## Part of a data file
# # #

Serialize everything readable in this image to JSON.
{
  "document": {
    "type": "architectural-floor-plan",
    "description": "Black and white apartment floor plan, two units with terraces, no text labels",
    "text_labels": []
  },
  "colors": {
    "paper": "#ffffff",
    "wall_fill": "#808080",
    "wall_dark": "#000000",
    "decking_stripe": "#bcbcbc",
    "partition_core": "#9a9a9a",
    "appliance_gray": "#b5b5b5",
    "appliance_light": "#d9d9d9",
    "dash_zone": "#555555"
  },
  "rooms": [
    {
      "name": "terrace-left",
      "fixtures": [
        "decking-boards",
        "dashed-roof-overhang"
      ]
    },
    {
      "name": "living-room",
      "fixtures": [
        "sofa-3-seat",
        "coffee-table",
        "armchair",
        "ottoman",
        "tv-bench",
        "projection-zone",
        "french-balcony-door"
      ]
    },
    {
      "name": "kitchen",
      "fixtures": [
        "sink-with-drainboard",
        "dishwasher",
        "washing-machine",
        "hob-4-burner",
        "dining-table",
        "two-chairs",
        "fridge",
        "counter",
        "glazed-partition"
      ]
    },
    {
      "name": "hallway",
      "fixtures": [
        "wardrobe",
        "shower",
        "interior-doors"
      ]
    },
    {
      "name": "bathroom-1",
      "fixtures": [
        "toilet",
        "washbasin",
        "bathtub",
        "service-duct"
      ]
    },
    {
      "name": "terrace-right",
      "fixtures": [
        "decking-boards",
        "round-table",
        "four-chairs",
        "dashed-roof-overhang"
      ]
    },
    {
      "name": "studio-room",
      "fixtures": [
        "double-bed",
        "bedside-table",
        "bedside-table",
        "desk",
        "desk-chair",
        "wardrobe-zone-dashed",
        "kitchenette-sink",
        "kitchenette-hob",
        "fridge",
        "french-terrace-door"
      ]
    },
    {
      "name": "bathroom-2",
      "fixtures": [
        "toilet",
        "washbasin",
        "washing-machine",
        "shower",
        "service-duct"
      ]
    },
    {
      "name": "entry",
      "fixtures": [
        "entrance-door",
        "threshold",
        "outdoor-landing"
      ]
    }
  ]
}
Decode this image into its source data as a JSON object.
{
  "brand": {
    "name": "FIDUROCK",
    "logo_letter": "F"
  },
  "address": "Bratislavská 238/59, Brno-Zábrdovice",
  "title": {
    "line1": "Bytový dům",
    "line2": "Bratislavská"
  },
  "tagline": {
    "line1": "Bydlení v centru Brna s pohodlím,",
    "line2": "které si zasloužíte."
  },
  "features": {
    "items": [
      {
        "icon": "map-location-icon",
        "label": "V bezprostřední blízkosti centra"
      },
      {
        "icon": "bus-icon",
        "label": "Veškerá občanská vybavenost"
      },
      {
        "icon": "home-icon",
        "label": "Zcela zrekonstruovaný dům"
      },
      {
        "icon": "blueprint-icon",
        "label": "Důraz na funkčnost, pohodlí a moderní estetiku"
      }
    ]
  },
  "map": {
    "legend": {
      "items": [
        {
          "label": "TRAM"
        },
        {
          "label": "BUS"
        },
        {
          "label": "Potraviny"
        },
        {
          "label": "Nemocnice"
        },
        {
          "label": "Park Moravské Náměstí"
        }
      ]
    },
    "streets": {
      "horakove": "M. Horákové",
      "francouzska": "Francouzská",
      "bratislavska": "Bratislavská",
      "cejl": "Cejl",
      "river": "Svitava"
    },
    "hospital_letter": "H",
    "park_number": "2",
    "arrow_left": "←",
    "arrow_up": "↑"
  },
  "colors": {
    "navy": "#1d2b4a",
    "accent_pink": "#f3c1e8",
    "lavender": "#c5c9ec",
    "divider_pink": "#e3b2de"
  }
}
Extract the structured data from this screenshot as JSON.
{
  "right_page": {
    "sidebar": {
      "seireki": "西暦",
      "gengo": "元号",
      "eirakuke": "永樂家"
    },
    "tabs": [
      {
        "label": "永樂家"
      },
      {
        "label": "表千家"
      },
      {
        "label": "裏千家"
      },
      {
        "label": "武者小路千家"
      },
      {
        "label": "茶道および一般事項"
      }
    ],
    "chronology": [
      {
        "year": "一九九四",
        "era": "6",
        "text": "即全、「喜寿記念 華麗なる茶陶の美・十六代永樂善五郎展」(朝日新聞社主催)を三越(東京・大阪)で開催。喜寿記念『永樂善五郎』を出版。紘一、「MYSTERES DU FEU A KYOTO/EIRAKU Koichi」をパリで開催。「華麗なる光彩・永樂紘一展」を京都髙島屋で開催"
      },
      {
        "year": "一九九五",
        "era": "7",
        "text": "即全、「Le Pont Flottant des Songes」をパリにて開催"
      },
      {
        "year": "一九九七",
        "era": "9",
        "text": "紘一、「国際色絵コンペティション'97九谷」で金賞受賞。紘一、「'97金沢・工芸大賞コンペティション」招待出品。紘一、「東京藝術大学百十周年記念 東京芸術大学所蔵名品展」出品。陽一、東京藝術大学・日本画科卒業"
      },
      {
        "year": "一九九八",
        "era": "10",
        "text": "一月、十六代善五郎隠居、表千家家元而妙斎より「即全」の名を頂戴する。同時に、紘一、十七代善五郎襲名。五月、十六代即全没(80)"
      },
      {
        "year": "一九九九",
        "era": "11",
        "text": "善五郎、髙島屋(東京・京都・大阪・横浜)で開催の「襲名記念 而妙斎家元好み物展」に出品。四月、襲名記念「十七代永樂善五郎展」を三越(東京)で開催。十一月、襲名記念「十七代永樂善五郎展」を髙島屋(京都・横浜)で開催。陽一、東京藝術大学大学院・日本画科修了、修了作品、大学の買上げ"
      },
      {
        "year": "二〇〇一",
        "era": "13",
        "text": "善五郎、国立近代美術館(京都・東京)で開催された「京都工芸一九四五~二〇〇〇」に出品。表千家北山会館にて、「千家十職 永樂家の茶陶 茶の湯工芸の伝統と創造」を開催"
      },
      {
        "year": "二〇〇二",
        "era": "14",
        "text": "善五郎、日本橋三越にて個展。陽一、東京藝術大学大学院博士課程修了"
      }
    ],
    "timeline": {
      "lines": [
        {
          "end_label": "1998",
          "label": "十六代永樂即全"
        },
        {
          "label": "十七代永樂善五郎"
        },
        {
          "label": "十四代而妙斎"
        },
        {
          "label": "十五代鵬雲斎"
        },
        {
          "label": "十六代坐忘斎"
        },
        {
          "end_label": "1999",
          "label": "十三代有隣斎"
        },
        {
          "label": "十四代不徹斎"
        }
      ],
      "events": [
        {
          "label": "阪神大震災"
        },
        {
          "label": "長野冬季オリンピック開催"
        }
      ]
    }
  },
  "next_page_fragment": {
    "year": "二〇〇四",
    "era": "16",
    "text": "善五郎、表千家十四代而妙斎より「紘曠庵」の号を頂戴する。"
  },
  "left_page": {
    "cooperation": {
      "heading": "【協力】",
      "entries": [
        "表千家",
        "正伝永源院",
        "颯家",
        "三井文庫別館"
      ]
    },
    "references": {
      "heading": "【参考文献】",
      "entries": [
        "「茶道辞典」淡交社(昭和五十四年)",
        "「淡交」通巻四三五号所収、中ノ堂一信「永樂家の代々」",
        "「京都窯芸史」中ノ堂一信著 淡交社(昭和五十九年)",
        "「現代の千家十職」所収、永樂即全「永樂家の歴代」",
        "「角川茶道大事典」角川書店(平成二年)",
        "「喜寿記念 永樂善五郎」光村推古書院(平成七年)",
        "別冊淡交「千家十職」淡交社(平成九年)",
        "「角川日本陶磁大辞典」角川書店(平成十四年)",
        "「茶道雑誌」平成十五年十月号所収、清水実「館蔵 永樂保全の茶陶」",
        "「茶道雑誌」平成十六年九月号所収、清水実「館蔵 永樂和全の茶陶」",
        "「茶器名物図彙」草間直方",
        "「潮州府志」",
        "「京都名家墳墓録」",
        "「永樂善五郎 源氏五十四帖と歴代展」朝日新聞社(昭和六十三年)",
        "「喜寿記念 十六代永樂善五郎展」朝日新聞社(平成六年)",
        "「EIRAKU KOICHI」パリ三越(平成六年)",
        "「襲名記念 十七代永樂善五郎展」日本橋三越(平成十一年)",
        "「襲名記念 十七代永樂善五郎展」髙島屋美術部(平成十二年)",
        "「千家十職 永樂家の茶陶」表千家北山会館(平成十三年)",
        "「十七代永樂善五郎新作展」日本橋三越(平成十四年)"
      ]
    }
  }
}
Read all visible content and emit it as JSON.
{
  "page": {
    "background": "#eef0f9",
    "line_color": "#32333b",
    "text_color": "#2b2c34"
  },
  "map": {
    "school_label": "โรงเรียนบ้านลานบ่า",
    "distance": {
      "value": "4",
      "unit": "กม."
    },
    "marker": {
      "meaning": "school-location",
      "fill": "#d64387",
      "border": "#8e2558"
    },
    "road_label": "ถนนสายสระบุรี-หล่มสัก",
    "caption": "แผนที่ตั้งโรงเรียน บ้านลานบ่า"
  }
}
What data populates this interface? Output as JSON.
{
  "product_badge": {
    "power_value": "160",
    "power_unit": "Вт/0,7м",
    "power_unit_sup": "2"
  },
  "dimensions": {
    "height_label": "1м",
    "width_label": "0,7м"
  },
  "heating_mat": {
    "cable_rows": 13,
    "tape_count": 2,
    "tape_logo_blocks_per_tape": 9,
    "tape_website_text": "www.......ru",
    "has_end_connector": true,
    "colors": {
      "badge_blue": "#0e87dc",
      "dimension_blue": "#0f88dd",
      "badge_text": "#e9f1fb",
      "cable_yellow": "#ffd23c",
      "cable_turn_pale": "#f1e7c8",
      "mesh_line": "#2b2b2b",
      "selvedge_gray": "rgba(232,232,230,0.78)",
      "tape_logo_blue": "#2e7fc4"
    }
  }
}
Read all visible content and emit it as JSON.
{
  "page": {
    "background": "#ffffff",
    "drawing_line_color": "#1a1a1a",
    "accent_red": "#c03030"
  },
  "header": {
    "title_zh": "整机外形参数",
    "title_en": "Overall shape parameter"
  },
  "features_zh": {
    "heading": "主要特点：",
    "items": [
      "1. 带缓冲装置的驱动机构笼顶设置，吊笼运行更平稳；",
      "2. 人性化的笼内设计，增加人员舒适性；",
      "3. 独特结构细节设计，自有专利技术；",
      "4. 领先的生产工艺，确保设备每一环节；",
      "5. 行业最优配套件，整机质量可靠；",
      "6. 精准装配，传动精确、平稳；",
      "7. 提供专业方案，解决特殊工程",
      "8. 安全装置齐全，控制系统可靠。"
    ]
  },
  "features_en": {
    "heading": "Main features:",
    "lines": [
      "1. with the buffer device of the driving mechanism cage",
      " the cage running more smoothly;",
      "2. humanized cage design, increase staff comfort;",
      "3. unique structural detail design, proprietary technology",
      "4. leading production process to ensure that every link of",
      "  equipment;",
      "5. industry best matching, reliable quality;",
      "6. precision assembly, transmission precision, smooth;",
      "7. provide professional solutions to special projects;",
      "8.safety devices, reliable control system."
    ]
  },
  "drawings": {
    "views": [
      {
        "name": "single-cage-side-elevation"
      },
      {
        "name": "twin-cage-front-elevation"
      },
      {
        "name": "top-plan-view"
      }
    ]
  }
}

# # #

## WHAT IS NEEDED
Each line above that includes "永樂家の茶陶" should be shown.

## RESULT OF THIS EXERCISE
        "text": "善五郎、国立近代美術館(京都・東京)で開催された「京都工芸一九四五~二〇〇〇」に出品。表千家北山会館にて、「千家十職 永樂家の茶陶 茶の湯工芸の伝統と創造」を開催"
        "「千家十職 永樂家の茶陶」表千家北山会館(平成十三年)",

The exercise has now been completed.